**RECORDS TO USE**
--- START ---
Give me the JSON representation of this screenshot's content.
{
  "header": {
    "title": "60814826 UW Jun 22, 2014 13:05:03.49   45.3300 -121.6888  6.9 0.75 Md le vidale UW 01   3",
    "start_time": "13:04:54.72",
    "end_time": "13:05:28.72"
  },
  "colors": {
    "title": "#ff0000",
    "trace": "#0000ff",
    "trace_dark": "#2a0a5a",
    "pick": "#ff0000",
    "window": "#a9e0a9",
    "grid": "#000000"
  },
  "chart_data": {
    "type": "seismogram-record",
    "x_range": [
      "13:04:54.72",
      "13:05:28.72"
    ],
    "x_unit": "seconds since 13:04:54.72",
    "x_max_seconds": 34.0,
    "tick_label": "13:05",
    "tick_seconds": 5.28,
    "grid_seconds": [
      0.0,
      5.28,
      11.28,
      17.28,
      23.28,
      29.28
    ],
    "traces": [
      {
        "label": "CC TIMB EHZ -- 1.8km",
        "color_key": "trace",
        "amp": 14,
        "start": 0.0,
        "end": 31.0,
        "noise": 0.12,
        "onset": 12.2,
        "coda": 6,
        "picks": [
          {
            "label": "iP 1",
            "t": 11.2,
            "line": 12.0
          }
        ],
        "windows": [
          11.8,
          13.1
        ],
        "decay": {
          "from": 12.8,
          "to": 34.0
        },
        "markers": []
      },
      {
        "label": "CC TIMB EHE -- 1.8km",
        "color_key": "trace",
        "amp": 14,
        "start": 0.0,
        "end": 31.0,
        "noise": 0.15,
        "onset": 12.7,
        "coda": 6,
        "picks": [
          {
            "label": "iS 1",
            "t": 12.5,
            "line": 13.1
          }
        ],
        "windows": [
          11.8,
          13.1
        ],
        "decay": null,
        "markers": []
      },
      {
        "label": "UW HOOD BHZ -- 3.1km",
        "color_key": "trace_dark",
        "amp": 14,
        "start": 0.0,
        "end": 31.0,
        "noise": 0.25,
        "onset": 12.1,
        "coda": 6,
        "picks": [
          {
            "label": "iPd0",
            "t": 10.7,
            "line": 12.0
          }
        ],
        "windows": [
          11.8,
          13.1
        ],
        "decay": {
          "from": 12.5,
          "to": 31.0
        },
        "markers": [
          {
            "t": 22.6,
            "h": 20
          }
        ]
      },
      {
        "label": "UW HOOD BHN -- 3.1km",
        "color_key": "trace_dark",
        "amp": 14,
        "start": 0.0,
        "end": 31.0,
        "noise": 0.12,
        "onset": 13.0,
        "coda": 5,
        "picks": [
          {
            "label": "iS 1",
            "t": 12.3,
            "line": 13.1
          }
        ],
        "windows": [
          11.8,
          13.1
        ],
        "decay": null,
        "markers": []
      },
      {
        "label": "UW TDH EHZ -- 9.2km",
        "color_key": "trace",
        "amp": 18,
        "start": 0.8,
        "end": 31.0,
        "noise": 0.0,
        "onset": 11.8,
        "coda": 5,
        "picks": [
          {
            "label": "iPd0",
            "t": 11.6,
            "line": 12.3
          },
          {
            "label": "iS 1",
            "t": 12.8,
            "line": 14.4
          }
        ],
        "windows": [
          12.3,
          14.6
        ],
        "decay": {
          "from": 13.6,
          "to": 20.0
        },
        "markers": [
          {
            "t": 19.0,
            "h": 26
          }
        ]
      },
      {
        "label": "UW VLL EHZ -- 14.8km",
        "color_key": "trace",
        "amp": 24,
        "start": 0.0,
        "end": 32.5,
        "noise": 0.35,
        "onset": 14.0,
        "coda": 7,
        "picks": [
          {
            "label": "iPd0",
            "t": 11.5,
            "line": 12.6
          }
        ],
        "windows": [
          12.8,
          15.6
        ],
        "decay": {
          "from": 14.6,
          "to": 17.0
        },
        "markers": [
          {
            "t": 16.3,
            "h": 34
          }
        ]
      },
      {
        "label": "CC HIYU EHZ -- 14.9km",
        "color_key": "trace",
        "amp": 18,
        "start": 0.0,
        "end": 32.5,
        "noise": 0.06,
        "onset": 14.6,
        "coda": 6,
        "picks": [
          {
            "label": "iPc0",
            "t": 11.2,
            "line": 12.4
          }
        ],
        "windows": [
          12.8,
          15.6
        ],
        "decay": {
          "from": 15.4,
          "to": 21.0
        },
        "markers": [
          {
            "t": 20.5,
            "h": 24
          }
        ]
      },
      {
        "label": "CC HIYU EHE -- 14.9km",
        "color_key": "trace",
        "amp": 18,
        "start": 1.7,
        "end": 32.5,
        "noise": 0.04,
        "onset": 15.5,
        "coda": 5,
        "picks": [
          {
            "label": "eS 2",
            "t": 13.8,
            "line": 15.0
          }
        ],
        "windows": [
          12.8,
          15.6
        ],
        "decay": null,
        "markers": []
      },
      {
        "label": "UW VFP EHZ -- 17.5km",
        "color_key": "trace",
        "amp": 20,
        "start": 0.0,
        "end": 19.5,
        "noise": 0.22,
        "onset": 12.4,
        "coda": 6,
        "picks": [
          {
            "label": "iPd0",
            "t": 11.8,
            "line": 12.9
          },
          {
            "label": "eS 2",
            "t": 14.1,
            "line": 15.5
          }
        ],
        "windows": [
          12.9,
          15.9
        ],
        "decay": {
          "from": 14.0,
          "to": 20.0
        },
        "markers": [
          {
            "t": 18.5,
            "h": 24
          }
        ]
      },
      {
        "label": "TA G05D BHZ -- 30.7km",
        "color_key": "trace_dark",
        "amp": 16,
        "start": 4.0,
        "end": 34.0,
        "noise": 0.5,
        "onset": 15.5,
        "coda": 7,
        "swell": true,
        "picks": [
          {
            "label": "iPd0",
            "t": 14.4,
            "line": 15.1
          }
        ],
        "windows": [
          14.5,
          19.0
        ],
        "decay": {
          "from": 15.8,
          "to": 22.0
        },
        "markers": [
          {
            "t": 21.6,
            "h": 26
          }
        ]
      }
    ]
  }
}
--- END ---
**EXERCISE PROMPT**
Quote the whole listing above, leaving nothing out.

**CORRECT RESPONSE**
Give me the JSON representation of this screenshot's content.
{
  "header": {
    "title": "60814826 UW Jun 22, 2014 13:05:03.49   45.3300 -121.6888  6.9 0.75 Md le vidale UW 01   3",
    "start_time": "13:04:54.72",
    "end_time": "13:05:28.72"
  },
  "colors": {
    "title": "#ff0000",
    "trace": "#0000ff",
    "trace_dark": "#2a0a5a",
    "pick": "#ff0000",
    "window": "#a9e0a9",
    "grid": "#000000"
  },
  "chart_data": {
    "type": "seismogram-record",
    "x_range": [
      "13:04:54.72",
      "13:05:28.72"
    ],
    "x_unit": "seconds since 13:04:54.72",
    "x_max_seconds": 34.0,
    "tick_label": "13:05",
    "tick_seconds": 5.28,
    "grid_seconds": [
      0.0,
      5.28,
      11.28,
      17.28,
      23.28,
      29.28
    ],
    "traces": [
      {
        "label": "CC TIMB EHZ -- 1.8km",
        "color_key": "trace",
        "amp": 14,
        "start": 0.0,
        "end": 31.0,
        "noise": 0.12,
        "onset": 12.2,
        "coda": 6,
        "picks": [
          {
            "label": "iP 1",
            "t": 11.2,
            "line": 12.0
          }
        ],
        "windows": [
          11.8,
          13.1
        ],
        "decay": {
          "from": 12.8,
          "to": 34.0
        },
        "markers": []
      },
      {
        "label": "CC TIMB EHE -- 1.8km",
        "color_key": "trace",
        "amp": 14,
        "start": 0.0,
        "end": 31.0,
        "noise": 0.15,
        "onset": 12.7,
        "coda": 6,
        "picks": [
          {
            "label": "iS 1",
            "t": 12.5,
            "line": 13.1
          }
        ],
        "windows": [
          11.8,
          13.1
        ],
        "decay": null,
        "markers": []
      },
      {
        "label": "UW HOOD BHZ -- 3.1km",
        "color_key": "trace_dark",
        "amp": 14,
        "start": 0.0,
        "end": 31.0,
        "noise": 0.25,
        "onset": 12.1,
        "coda": 6,
        "picks": [
          {
            "label": "iPd0",
            "t": 10.7,
            "line": 12.0
          }
        ],
        "windows": [
          11.8,
          13.1
        ],
        "decay": {
          "from": 12.5,
          "to": 31.0
        },
        "markers": [
          {
            "t": 22.6,
            "h": 20
          }
        ]
      },
      {
        "label": "UW HOOD BHN -- 3.1km",
        "color_key": "trace_dark",
        "amp": 14,
        "start": 0.0,
        "end": 31.0,
        "noise": 0.12,
        "onset": 13.0,
        "coda": 5,
        "picks": [
          {
            "label": "iS 1",
            "t": 12.3,
            "line": 13.1
          }
        ],
        "windows": [
          11.8,
          13.1
        ],
        "decay": null,
        "markers": []
      },
      {
        "label": "UW TDH EHZ -- 9.2km",
        "color_key": "trace",
        "amp": 18,
        "start": 0.8,
        "end": 31.0,
        "noise": 0.0,
        "onset": 11.8,
        "coda": 5,
        "picks": [
          {
            "label": "iPd0",
            "t": 11.6,
            "line": 12.3
          },
          {
            "label": "iS 1",
            "t": 12.8,
            "line": 14.4
          }
        ],
        "windows": [
          12.3,
          14.6
        ],
        "decay": {
          "from": 13.6,
          "to": 20.0
        },
        "markers": [
          {
            "t": 19.0,
            "h": 26
          }
        ]
      },
      {
        "label": "UW VLL EHZ -- 14.8km",
        "color_key": "trace",
        "amp": 24,
        "start": 0.0,
        "end": 32.5,
        "noise": 0.35,
        "onset": 14.0,
        "coda": 7,
        "picks": [
          {
            "label": "iPd0",
            "t": 11.5,
            "line": 12.6
          }
        ],
        "windows": [
          12.8,
          15.6
        ],
        "decay": {
          "from": 14.6,
          "to": 17.0
        },
        "markers": [
          {
            "t": 16.3,
            "h": 34
          }
        ]
      },
      {
        "label": "CC HIYU EHZ -- 14.9km",
        "color_key": "trace",
        "amp": 18,
        "start": 0.0,
        "end": 32.5,
        "noise": 0.06,
        "onset": 14.6,
        "coda": 6,
        "picks": [
          {
            "label": "iPc0",
            "t": 11.2,
            "line": 12.4
          }
        ],
        "windows": [
          12.8,
          15.6
        ],
        "decay": {
          "from": 15.4,
          "to": 21.0
        },
        "markers": [
          {
            "t": 20.5,
            "h": 24
          }
        ]
      },
      {
        "label": "CC HIYU EHE -- 14.9km",
        "color_key": "trace",
        "amp": 18,
        "start": 1.7,
        "end": 32.5,
        "noise": 0.04,
        "onset": 15.5,
        "coda": 5,
        "picks": [
          {
            "label": "eS 2",
            "t": 13.8,
            "line": 15.0
          }
        ],
        "windows": [
          12.8,
          15.6
        ],
        "decay": null,
        "markers": []
      },
      {
        "label": "UW VFP EHZ -- 17.5km",
        "color_key": "trace",
        "amp": 20,
        "start": 0.0,
        "end": 19.5,
        "noise": 0.22,
        "onset": 12.4,
        "coda": 6,
        "picks": [
          {
            "label": "iPd0",
            "t": 11.8,
            "line": 12.9
          },
          {
            "label": "eS 2",
            "t": 14.1,
            "line": 15.5
          }
        ],
        "windows": [
          12.9,
          15.9
        ],
        "decay": {
          "from": 14.0,
          "to": 20.0
        },
        "markers": [
          {
            "t": 18.5,
            "h": 24
          }
        ]
      },
      {
        "label": "TA G05D BHZ -- 30.7km",
        "color_key": "trace_dark",
        "amp": 16,
        "start": 4.0,
        "end": 34.0,
        "noise": 0.5,
        "onset": 15.5,
        "coda": 7,
        "swell": true,
        "picks": [
          {
            "label": "iPd0",
            "t": 14.4,
            "line": 15.1
          }
        ],
        "windows": [
          14.5,
          19.0
        ],
        "decay": {
          "from": 15.8,
          "to": 22.0
        },
        "markers": [
          {
            "t": 21.6,
            "h": 26
          }
        ]
      }
    ]
  }
}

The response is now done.